#### [Reading passage]
London's V&A has acquired one of the most important examples of British Surrealist furniture ever produced.
Purchased with support from Art Fund, the V&A members and a bequest from Derek Woodman, the Mae West Lips sofa was the joint creation of artist Salvador Dalí (1904-1989) and his most important British patron, Edward James (1907-1984).
Dalí and James collaborated on the design after James suggested that they should create a sofa based on Dalí’s gouache (or drawing) ‘Mae West’s Face which May be Used as a Surrealist Apartment’ (1934-35). James had five Mae West Lips sofas produced in 1938 in different fabrics. A pink satin version has previously been on long-term loan to the V&A, appearing as a star object in the 2007 major exhibition Surreal Things: Surrealism and Design. The version that the V&A has now acquired is one of a pair designed specifically for James’ country home, Monkton House in West Sussex, originally designed by Edwin Lutyens in 1902.
Following its sale by the Edward James Foundation in 2017, a temporary export stop was placed on the sofa after the buyer applied to export it from the UK.
Christopher Wilk, Keeper of Furniture, Textiles and Fashion at the V&A, said: “This is one of the most beautiful and important examples of modern furniture ever produced. Its provenance and the circumstances of its creation are exceptional in the annals of modern art and design in Britain."
Added Stephen Deuchar, director of Art Fund: “Salvador Dalí and Edward James’ Mae West lips sofa has become both an iconic piece of 20th century design and a joyous expression of Surrealism. For the V&A to save this for the nation is an absolute triumph, and we’re delighted to play a part in its acquisition. I am sure that it will be a huge favourite with visitors from around the country and the world.”

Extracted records
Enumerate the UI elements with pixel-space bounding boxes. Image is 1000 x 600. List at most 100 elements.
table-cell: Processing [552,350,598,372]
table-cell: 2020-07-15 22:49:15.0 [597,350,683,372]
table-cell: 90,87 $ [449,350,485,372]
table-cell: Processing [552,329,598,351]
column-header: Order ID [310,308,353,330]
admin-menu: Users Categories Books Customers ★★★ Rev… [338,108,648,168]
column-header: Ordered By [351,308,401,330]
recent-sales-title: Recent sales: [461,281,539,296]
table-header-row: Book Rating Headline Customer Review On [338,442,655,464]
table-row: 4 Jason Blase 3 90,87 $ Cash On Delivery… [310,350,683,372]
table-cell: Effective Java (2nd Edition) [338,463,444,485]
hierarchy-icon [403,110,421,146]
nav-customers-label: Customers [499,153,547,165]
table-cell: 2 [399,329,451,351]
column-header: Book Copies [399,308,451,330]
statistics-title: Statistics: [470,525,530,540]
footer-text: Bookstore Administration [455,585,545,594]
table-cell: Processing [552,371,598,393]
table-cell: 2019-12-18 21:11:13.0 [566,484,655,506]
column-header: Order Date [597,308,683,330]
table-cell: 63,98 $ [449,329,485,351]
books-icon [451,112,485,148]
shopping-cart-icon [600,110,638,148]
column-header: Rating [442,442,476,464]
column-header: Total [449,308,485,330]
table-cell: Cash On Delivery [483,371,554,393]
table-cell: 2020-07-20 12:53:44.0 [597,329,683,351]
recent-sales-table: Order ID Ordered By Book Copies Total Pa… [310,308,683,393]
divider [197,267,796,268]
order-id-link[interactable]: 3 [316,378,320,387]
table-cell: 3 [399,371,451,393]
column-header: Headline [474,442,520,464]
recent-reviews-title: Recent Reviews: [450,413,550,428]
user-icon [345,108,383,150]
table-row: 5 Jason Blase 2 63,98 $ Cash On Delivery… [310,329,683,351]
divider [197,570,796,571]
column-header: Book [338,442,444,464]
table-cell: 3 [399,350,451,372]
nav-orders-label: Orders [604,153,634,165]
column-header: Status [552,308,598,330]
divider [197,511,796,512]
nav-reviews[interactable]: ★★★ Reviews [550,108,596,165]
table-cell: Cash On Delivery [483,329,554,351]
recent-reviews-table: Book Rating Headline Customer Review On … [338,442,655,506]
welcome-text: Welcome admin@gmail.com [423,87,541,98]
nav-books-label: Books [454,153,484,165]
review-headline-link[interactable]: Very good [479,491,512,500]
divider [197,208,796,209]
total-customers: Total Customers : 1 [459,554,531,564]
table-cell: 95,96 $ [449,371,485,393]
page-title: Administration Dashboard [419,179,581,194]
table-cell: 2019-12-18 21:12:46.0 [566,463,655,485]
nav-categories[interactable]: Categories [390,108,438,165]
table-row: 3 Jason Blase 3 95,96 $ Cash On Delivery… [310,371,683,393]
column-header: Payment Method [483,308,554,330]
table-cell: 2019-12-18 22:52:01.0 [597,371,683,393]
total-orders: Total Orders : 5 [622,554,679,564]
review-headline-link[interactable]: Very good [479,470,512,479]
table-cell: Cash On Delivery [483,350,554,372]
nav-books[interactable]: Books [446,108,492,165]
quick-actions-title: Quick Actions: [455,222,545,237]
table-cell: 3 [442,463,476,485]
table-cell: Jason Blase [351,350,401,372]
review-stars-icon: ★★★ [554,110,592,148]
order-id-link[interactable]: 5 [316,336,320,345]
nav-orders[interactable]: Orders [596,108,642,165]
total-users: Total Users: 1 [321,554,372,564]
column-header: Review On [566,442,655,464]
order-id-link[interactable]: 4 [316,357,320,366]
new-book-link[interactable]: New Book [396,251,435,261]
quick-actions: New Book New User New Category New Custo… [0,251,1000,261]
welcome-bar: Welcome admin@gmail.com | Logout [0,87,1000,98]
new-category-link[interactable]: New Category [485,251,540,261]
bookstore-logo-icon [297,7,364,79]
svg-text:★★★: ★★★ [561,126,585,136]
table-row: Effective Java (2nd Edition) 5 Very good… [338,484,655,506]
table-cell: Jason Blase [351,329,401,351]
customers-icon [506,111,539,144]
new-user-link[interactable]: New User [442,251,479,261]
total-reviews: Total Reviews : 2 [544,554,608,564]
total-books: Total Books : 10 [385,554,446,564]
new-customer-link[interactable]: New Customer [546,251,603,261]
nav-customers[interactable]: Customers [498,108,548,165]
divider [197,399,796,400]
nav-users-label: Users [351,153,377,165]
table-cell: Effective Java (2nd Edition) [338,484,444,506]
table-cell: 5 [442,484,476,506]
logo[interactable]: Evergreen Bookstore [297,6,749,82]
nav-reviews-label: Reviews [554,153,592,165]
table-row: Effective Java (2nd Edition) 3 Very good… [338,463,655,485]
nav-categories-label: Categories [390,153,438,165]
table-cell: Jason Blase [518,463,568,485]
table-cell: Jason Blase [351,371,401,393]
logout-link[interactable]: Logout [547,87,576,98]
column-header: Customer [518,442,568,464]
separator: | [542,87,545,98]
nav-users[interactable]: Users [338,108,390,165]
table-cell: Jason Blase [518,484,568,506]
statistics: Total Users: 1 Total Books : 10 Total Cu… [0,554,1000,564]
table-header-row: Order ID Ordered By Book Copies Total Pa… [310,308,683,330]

#### [What to work on]
Continue the article on the V&A's acquisition of the Mae West Lips sofa, starting after its final sentence.

#### [Response to the task]
James renovated the Lutyens-designed Monkton House in the mid-1930s as part of his attempt to create ‘a complete Surrealist house’. He was assisted by architects Christopher ‘Kit’ Nicholson and Hugh Casson, as well as decorator Norris Wakefield. The home artfully combined James’s taste for Victorian, Edwardian and Surrealist design, and included intentionally shocking Surrealist objects such as the bright red Mae West Lip sofas with black
wool fringing. James described that their fringing was intended ‘to look like the embroidery upon the epaulettes of a picador or the breeches and hat of a toreador’. When the Edward James Foundation put the Monkton House up for sale in 1986, the remaining contents of the house, including this sofa, was moved to the foundation’s headquarters in West Dean.
Dalí was the most famous of all Surrealist artists and remains one of the most popular of modern artists today. In 1935 Dalí met a kindred spirit in the British collector and poet Edward James. This led to a deep friendship between James and Dalí, with James becoming a largescale collector of Dalí’s work, and the pair embarked on various artistic collaborations. James rapidly became Britain’s most distinguished supporter of Surrealism, and his collection one of the largest and most important in the world. Most of it has now been dispersed. James was a
strong promoter of Surrealism and partly responsible for its international recognition.